─── Recorded information

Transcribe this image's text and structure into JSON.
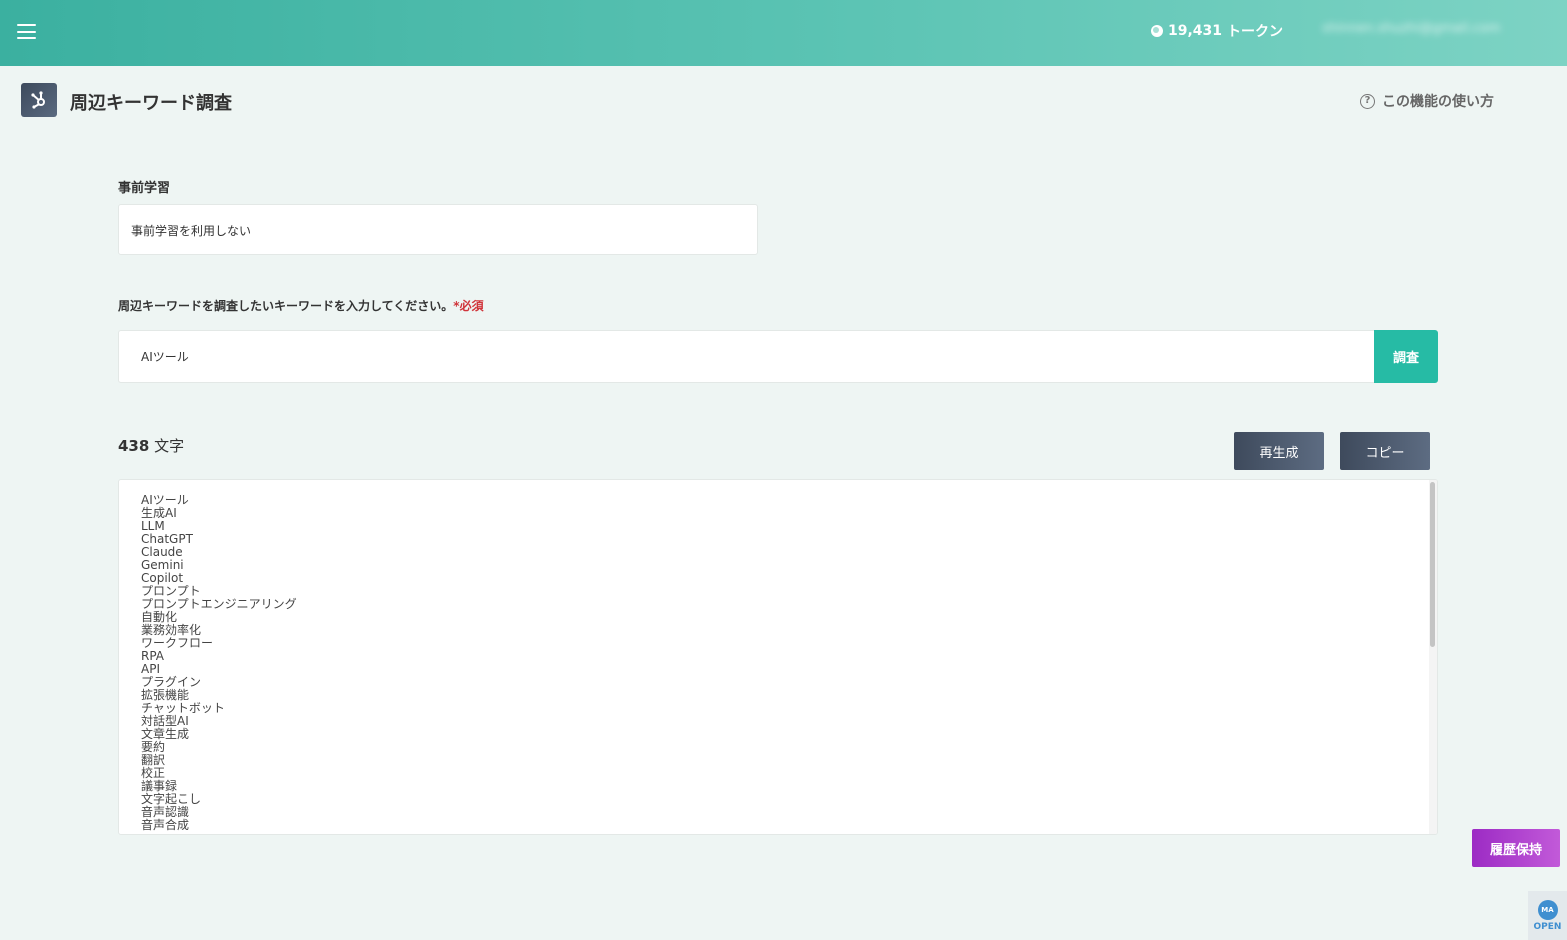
{
  "header": {
    "menu_icon": "hamburger-menu-icon",
    "token_icon": "token-coin-icon",
    "token_count": "19,431",
    "token_unit": "トークン",
    "user_email": "shinnen.shuzhi@gmail.com"
  },
  "page": {
    "icon": "hub-network-icon",
    "title": "周辺キーワード調査",
    "help_icon": "question-circle-icon",
    "help_label": "この機能の使い方"
  },
  "form": {
    "pretraining_label": "事前学習",
    "pretraining_value": "事前学習を利用しない",
    "keyword_label": "周辺キーワードを調査したいキーワードを入力してください。",
    "required_mark": "*必須",
    "keyword_value": "AIツール",
    "search_button": "調査"
  },
  "result": {
    "char_count": "438",
    "char_unit": "文字",
    "regenerate_button": "再生成",
    "copy_button": "コピー",
    "lines": [
      "AIツール",
      "生成AI",
      "LLM",
      "ChatGPT",
      "Claude",
      "Gemini",
      "Copilot",
      "プロンプト",
      "プロンプトエンジニアリング",
      "自動化",
      "業務効率化",
      "ワークフロー",
      "RPA",
      "API",
      "プラグイン",
      "拡張機能",
      "チャットボット",
      "対話型AI",
      "文章生成",
      "要約",
      "翻訳",
      "校正",
      "議事録",
      "文字起こし",
      "音声認識",
      "音声合成"
    ]
  },
  "floating": {
    "history_button": "履歴保持",
    "open_widget_label": "OPEN",
    "open_widget_icon": "chat-widget-icon"
  }
}
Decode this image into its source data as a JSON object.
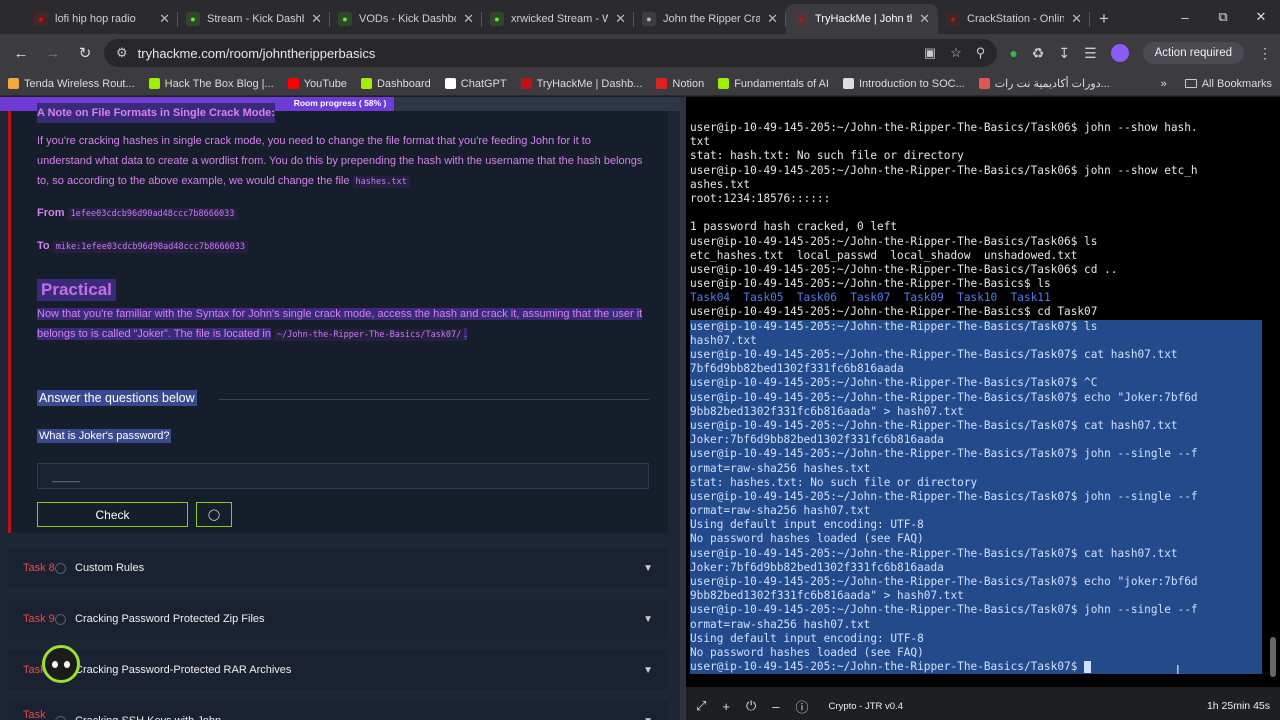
{
  "browser": {
    "tabs": [
      {
        "title": "lofi hip hop radio",
        "icon": "youtube-icon",
        "color": "#ff0000",
        "active": false
      },
      {
        "title": "Stream - Kick Dashbo",
        "icon": "kick-icon",
        "color": "#53fc18",
        "active": false
      },
      {
        "title": "VODs - Kick Dashboar",
        "icon": "kick-icon",
        "color": "#53fc18",
        "active": false
      },
      {
        "title": "xrwicked Stream - W",
        "icon": "kick-icon",
        "color": "#53fc18",
        "active": false
      },
      {
        "title": "John the Ripper Crac",
        "icon": "globe-icon",
        "color": "#bbbbbb",
        "active": false
      },
      {
        "title": "TryHackMe | John the",
        "icon": "tryhackme-icon",
        "color": "#c11111",
        "active": true
      },
      {
        "title": "CrackStation - Online",
        "icon": "crackstation-icon",
        "color": "#c11111",
        "active": false
      }
    ],
    "url": "tryhackme.com/room/johntheripperbasics",
    "action_label": "Action required",
    "bookmarks": [
      {
        "label": "Tenda Wireless Rout...",
        "color": "#f2a83b"
      },
      {
        "label": "Hack The Box Blog |...",
        "color": "#9fef00"
      },
      {
        "label": "YouTube",
        "color": "#ff0000"
      },
      {
        "label": "Dashboard",
        "color": "#9fef00"
      },
      {
        "label": "ChatGPT",
        "color": "#ffffff"
      },
      {
        "label": "TryHackMe | Dashb...",
        "color": "#c11111"
      },
      {
        "label": "Notion",
        "color": "#dd2222"
      },
      {
        "label": "Fundamentals of AI",
        "color": "#9fef00"
      },
      {
        "label": "Introduction to SOC...",
        "color": "#dddddd"
      },
      {
        "label": "دورات أكاديمية نت رات...",
        "color": "#e05555"
      }
    ],
    "all_bookmarks": "All Bookmarks"
  },
  "room": {
    "progress_label": "Room progress ( 58% )",
    "progress": 0.58,
    "partial_heading": "A Note on File Formats in Single Crack Mode:",
    "para1": "If you're cracking hashes in single crack mode, you need to change the file format that you're feeding John for it to understand what data to create a wordlist from. You do this by prepending the hash with the username that the hash belongs to, so according to the above example, we would change the file",
    "para1_code": "hashes.txt",
    "from_label": "From",
    "from_code": "1efee03cdcb96d90ad48ccc7b8666033",
    "to_label": "To",
    "to_code": "mike:1efee03cdcb96d90ad48ccc7b8666033",
    "practical_heading": "Practical",
    "para2": "Now that you're familiar with the Syntax for John's single crack mode, access the hash and crack it, assuming that the user it belongs to is called “Joker”. The file is located in",
    "para2_code": "~/John-the-Ripper-The-Basics/Task07/",
    "para2_end": ".",
    "answer_heading": "Answer the questions below",
    "question": "What is Joker's password?",
    "answer_placeholder": "_____",
    "check_label": "Check",
    "hint_icon": "lightbulb-icon",
    "tasks": [
      {
        "num": "Task 8",
        "title": "Custom Rules"
      },
      {
        "num": "Task 9",
        "title": "Cracking Password Protected Zip Files"
      },
      {
        "num": "Task",
        "title": "Cracking Password-Protected RAR Archives"
      },
      {
        "num": "Task 11",
        "title": "Cracking SSH Keys with John"
      }
    ]
  },
  "terminal": {
    "lines": [
      {
        "text": "user@ip-10-49-145-205:~/John-the-Ripper-The-Basics/Task06$ john --show hash.",
        "sel": false
      },
      {
        "text": "txt",
        "sel": false
      },
      {
        "text": "stat: hash.txt: No such file or directory",
        "sel": false
      },
      {
        "text": "user@ip-10-49-145-205:~/John-the-Ripper-The-Basics/Task06$ john --show etc_h",
        "sel": false
      },
      {
        "text": "ashes.txt",
        "sel": false
      },
      {
        "text": "root:1234:18576::::::",
        "sel": false
      },
      {
        "text": "",
        "sel": false
      },
      {
        "text": "1 password hash cracked, 0 left",
        "sel": false
      },
      {
        "text": "user@ip-10-49-145-205:~/John-the-Ripper-The-Basics/Task06$ ls",
        "sel": false
      },
      {
        "text": "etc_hashes.txt  local_passwd  local_shadow  unshadowed.txt",
        "sel": false
      },
      {
        "text": "user@ip-10-49-145-205:~/John-the-Ripper-The-Basics/Task06$ cd ..",
        "sel": false
      },
      {
        "text": "user@ip-10-49-145-205:~/John-the-Ripper-The-Basics$ ls",
        "sel": false
      },
      {
        "text": "Task04  Task05  Task06  Task07  Task09  Task10  Task11",
        "sel": false,
        "blue": true
      },
      {
        "text": "user@ip-10-49-145-205:~/John-the-Ripper-The-Basics$ cd Task07",
        "sel": false
      },
      {
        "text": "user@ip-10-49-145-205:~/John-the-Ripper-The-Basics/Task07$ ls",
        "sel": true
      },
      {
        "text": "hash07.txt",
        "sel": true
      },
      {
        "text": "user@ip-10-49-145-205:~/John-the-Ripper-The-Basics/Task07$ cat hash07.txt",
        "sel": true
      },
      {
        "text": "7bf6d9bb82bed1302f331fc6b816aada",
        "sel": true
      },
      {
        "text": "user@ip-10-49-145-205:~/John-the-Ripper-The-Basics/Task07$ ^C",
        "sel": true
      },
      {
        "text": "user@ip-10-49-145-205:~/John-the-Ripper-The-Basics/Task07$ echo \"Joker:7bf6d",
        "sel": true
      },
      {
        "text": "9bb82bed1302f331fc6b816aada\" > hash07.txt",
        "sel": true
      },
      {
        "text": "user@ip-10-49-145-205:~/John-the-Ripper-The-Basics/Task07$ cat hash07.txt",
        "sel": true
      },
      {
        "text": "Joker:7bf6d9bb82bed1302f331fc6b816aada",
        "sel": true
      },
      {
        "text": "user@ip-10-49-145-205:~/John-the-Ripper-The-Basics/Task07$ john --single --f",
        "sel": true
      },
      {
        "text": "ormat=raw-sha256 hashes.txt",
        "sel": true
      },
      {
        "text": "stat: hashes.txt: No such file or directory",
        "sel": true
      },
      {
        "text": "user@ip-10-49-145-205:~/John-the-Ripper-The-Basics/Task07$ john --single --f",
        "sel": true
      },
      {
        "text": "ormat=raw-sha256 hash07.txt",
        "sel": true
      },
      {
        "text": "Using default input encoding: UTF-8",
        "sel": true
      },
      {
        "text": "No password hashes loaded (see FAQ)",
        "sel": true
      },
      {
        "text": "user@ip-10-49-145-205:~/John-the-Ripper-The-Basics/Task07$ cat hash07.txt",
        "sel": true
      },
      {
        "text": "Joker:7bf6d9bb82bed1302f331fc6b816aada",
        "sel": true
      },
      {
        "text": "user@ip-10-49-145-205:~/John-the-Ripper-The-Basics/Task07$ echo \"joker:7bf6d",
        "sel": true
      },
      {
        "text": "9bb82bed1302f331fc6b816aada\" > hash07.txt",
        "sel": true
      },
      {
        "text": "user@ip-10-49-145-205:~/John-the-Ripper-The-Basics/Task07$ john --single --f",
        "sel": true
      },
      {
        "text": "ormat=raw-sha256 hash07.txt",
        "sel": true
      },
      {
        "text": "Using default input encoding: UTF-8",
        "sel": true
      },
      {
        "text": "No password hashes loaded (see FAQ)",
        "sel": true
      },
      {
        "text": "user@ip-10-49-145-205:~/John-the-Ripper-The-Basics/Task07$ ",
        "sel": true,
        "cursor": true
      }
    ],
    "machine_name": "Crypto - JTR v0.4",
    "timer": "1h 25min 45s"
  }
}
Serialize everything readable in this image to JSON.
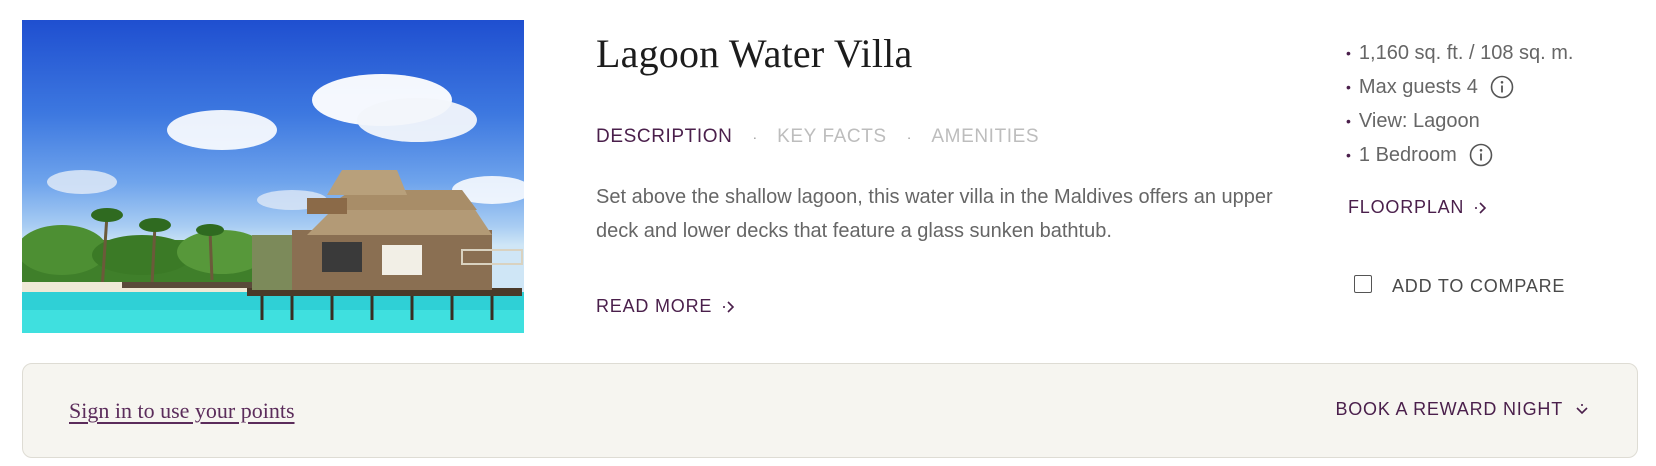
{
  "room": {
    "title": "Lagoon Water Villa",
    "tabs": [
      {
        "label": "DESCRIPTION",
        "active": true
      },
      {
        "label": "KEY FACTS",
        "active": false
      },
      {
        "label": "AMENITIES",
        "active": false
      }
    ],
    "tab_separator": "·",
    "description": "Set above the shallow lagoon, this water villa in the Maldives offers an upper deck and lower decks that feature a glass sunken bathtub.",
    "read_more_label": "READ MORE",
    "image_icon": "overwater-villa-photo"
  },
  "facts": {
    "bullet": "•",
    "items": [
      {
        "text": "1,160 sq. ft. / 108 sq. m.",
        "info_icon": false
      },
      {
        "text": "Max guests 4",
        "info_icon": true
      },
      {
        "text": "View: Lagoon",
        "info_icon": false
      },
      {
        "text": "1 Bedroom",
        "info_icon": true
      }
    ],
    "floorplan_label": "FLOORPLAN",
    "compare_label": "ADD TO COMPARE",
    "compare_checked": false
  },
  "reward_bar": {
    "sign_in_label": "Sign in to use your points",
    "book_label": "BOOK A REWARD NIGHT"
  },
  "colors": {
    "accent": "#4a1f4b",
    "muted_text": "#666666",
    "inactive_tab": "#bdbdbd",
    "reward_bar_bg": "#f6f5f0"
  }
}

──────

▶ **Goal**
Only lines with the word "this" are wanted, so copy each one from the records.

▶ **Written response**
Transcribe this image's text and structure into JSON.
Decode this image into its source data as a JSON object.
    "para1": "If you're cracking hashes in single crack mode, you need to change the file format that you're feeding John for it to understand what data to create a wordlist from. You do this by prepending the hash with the username that the hash belongs to, so according to the above example, we would change the file",
Serialize everything readable in this image to JSON.
    "description": "Set above the shallow lagoon, this water villa in the Maldives offers an upper deck and lower decks that feature a glass sunken bathtub.",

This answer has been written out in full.